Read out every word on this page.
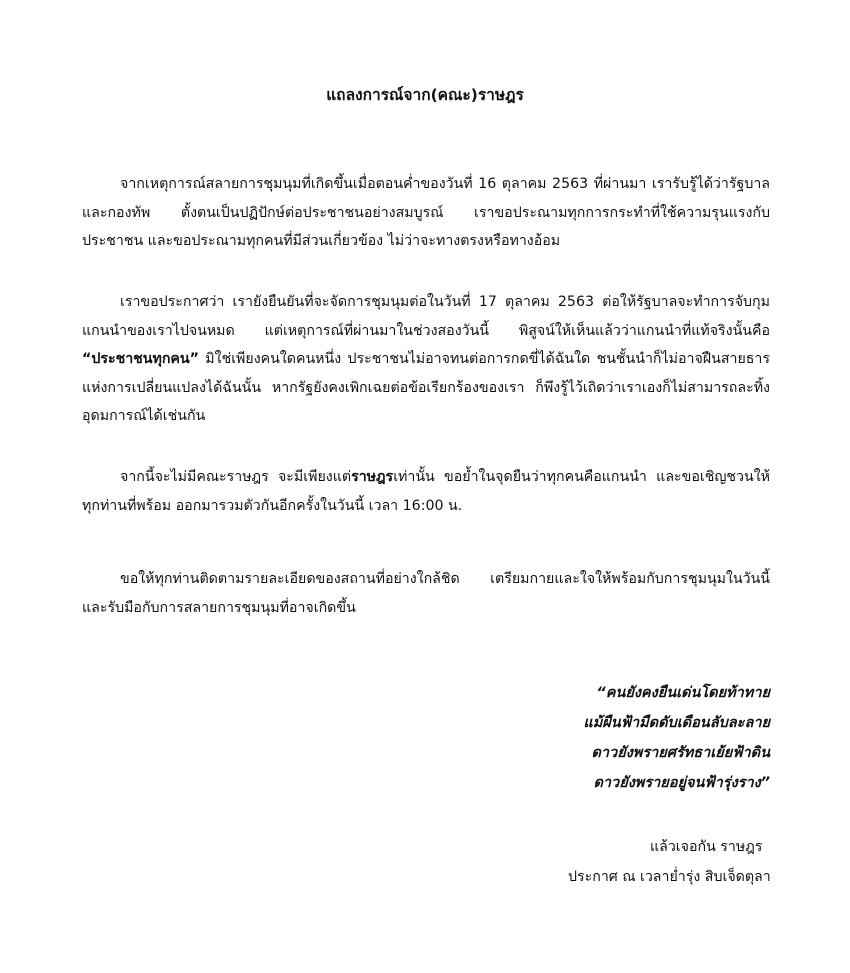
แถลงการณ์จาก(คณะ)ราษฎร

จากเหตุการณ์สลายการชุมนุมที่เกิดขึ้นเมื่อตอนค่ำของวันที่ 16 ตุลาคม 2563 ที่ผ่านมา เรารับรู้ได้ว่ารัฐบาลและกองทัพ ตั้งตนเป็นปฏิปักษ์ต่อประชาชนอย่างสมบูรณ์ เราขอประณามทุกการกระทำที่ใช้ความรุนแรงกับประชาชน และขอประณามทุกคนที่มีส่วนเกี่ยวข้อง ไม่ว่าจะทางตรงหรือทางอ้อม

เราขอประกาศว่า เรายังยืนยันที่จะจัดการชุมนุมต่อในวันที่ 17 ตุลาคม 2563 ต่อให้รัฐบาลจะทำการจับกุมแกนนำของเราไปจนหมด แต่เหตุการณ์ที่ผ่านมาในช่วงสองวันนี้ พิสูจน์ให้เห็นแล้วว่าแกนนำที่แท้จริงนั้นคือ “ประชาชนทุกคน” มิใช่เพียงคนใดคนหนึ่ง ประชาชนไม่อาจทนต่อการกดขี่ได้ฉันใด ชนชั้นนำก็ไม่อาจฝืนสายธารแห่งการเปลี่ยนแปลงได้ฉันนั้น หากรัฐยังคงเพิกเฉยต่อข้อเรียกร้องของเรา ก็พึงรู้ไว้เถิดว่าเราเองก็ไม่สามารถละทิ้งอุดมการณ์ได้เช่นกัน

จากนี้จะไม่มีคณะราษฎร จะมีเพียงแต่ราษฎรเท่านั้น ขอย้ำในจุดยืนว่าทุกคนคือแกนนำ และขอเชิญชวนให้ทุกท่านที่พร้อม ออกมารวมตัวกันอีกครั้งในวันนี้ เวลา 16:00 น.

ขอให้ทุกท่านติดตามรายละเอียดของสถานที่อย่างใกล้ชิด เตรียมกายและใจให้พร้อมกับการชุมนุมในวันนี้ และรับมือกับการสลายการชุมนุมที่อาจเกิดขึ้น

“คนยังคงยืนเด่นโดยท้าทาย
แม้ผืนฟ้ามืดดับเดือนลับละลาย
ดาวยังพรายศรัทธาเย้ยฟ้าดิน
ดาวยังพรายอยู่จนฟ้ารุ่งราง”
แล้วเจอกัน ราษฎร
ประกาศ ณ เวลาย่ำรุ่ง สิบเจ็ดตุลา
■ ■ ■ ■
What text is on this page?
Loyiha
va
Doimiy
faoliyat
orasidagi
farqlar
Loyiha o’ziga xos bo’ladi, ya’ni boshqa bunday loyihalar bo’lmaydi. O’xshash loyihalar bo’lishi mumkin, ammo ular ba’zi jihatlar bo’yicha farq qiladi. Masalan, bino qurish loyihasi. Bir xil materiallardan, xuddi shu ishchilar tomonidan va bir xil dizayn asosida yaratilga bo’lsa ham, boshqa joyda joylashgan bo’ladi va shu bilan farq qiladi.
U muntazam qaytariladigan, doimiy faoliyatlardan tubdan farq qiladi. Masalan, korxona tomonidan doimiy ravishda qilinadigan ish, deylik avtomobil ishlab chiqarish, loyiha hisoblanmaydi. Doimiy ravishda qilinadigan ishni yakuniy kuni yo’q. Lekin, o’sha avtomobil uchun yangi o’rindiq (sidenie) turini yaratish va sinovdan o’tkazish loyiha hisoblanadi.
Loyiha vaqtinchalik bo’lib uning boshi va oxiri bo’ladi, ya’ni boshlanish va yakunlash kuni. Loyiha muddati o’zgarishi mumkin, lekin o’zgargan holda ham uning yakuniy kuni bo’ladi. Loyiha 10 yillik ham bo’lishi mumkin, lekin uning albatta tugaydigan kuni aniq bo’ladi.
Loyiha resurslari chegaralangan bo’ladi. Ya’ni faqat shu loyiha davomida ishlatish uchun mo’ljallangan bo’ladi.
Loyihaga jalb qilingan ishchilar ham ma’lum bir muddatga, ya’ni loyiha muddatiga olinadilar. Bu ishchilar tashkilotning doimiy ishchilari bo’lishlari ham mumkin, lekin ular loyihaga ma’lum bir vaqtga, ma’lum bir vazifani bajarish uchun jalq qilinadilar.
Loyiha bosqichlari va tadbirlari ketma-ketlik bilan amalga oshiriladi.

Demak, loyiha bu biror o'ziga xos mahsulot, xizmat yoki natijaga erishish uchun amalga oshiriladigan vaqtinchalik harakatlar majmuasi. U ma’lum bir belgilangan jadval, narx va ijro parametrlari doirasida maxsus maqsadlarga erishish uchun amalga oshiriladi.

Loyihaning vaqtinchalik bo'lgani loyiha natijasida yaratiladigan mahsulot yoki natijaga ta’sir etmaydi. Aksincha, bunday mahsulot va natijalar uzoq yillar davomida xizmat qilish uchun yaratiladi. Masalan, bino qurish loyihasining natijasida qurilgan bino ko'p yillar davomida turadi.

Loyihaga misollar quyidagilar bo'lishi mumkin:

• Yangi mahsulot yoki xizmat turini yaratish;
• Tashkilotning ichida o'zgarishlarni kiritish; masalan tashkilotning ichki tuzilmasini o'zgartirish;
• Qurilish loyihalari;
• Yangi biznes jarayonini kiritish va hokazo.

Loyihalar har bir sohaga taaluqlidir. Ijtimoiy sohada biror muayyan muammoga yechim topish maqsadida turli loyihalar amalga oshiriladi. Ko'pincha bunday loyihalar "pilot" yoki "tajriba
■ ■ ■ ■
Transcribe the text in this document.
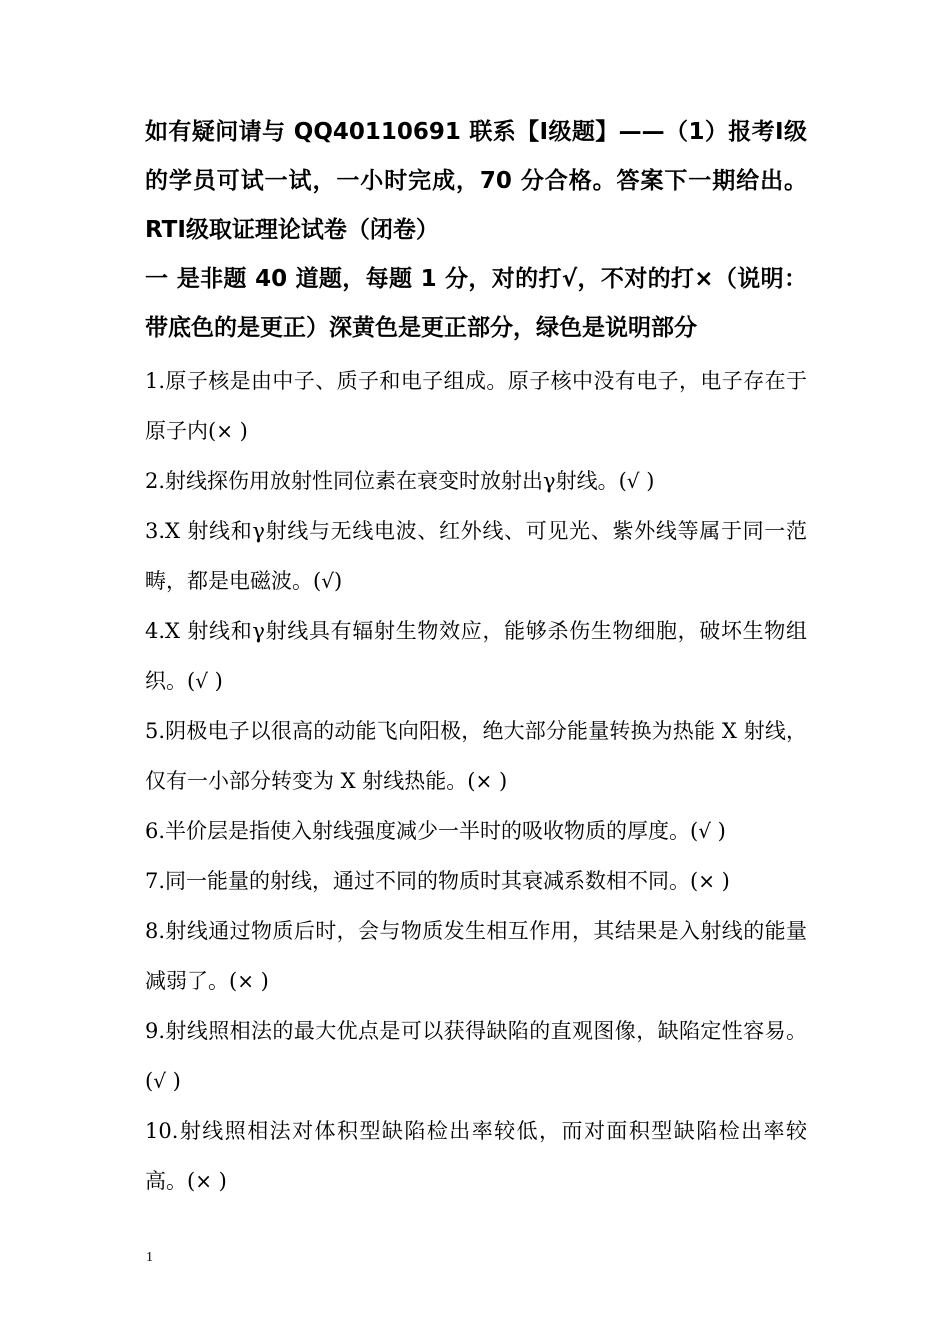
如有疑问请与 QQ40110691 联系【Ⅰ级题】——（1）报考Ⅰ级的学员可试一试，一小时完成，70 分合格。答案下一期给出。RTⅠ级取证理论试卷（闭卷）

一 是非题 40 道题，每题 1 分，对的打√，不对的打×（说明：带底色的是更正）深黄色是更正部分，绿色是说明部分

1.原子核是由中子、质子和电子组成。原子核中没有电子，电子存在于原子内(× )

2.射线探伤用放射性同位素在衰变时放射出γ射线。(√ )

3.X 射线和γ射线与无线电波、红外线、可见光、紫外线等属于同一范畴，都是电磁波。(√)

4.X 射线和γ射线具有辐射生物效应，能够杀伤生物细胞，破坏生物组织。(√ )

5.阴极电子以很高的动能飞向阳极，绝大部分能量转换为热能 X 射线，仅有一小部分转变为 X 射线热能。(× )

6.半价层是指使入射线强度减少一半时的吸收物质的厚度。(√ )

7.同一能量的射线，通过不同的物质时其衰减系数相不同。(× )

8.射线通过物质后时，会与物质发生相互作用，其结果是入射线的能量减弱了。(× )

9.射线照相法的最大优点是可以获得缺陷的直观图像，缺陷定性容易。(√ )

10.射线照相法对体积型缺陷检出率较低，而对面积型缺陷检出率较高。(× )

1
■ ■ ■ ■
What is required:
Make a copy of each line that contains the string "page".

Exercise result:
Read out every word on this page.
What text is on this page?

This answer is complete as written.